(Recorded data)
########

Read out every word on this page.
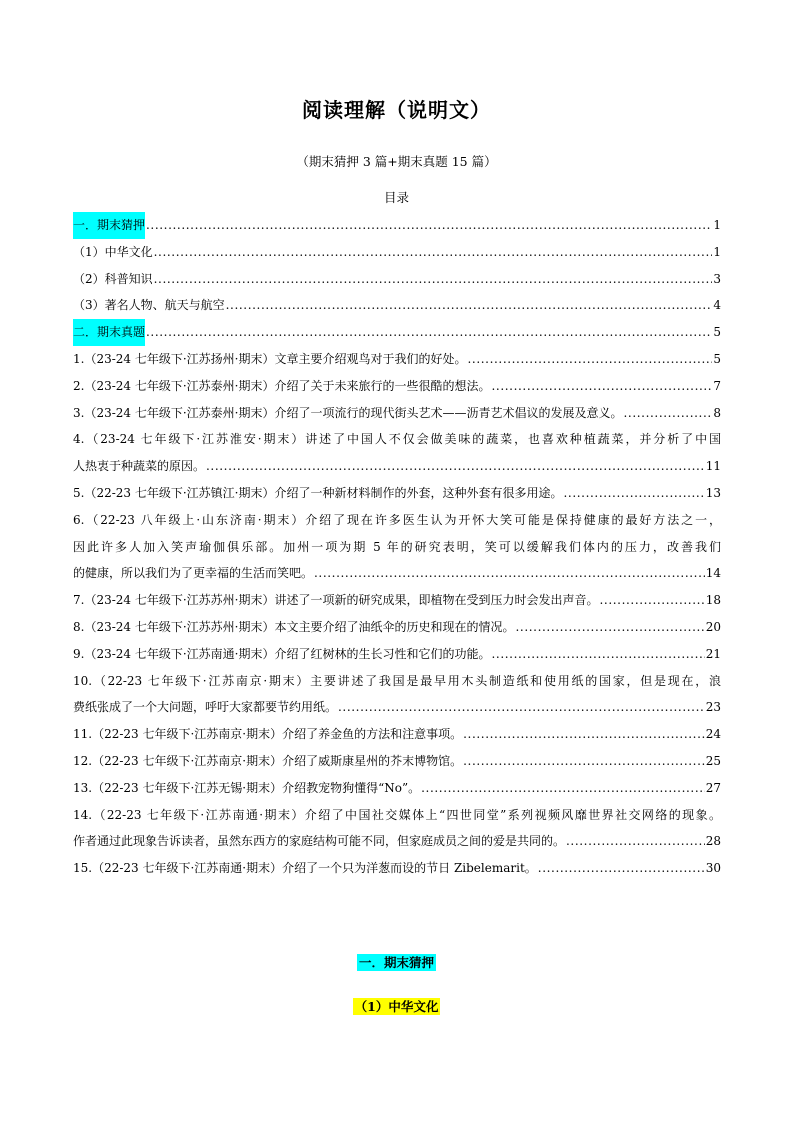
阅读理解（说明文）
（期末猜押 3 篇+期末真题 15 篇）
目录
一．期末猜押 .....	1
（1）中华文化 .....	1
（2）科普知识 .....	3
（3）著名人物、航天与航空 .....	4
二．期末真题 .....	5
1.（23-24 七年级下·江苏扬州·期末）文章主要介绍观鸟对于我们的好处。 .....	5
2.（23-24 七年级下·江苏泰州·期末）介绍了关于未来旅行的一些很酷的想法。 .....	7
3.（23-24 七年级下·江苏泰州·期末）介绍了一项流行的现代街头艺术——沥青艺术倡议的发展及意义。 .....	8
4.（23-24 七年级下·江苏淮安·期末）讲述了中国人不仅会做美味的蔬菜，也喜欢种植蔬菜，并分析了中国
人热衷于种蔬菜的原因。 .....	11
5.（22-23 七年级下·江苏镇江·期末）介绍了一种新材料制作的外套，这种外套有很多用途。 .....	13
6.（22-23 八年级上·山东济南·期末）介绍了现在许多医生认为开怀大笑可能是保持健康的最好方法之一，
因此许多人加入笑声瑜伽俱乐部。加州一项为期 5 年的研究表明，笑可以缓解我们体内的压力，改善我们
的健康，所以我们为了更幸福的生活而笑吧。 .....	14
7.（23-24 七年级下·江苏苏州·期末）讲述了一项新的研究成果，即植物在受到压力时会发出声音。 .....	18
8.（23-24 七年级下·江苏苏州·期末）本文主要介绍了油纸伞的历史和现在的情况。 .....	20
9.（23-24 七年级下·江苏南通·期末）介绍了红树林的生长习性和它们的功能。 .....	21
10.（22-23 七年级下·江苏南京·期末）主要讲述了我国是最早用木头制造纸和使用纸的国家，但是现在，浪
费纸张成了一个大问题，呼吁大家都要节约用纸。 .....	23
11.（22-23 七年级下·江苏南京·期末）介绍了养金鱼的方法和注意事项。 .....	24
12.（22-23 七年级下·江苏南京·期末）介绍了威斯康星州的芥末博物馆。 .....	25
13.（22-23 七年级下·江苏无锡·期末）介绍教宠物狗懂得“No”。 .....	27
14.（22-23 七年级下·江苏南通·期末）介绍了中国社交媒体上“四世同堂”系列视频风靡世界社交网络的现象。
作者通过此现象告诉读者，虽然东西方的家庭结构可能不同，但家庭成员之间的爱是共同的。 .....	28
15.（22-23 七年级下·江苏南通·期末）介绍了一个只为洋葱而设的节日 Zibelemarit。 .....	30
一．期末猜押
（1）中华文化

########

▶ **What to do**
Every line containing the string "江苏泰州" must be listed.

▶ **Exercise solution**
2.（23-24 七年级下·江苏泰州·期末）介绍了关于未来旅行的一些很酷的想法。 .....	7
3.（23-24 七年级下·江苏泰州·期末）介绍了一项流行的现代街头艺术——沥青艺术倡议的发展及意义。 .....	8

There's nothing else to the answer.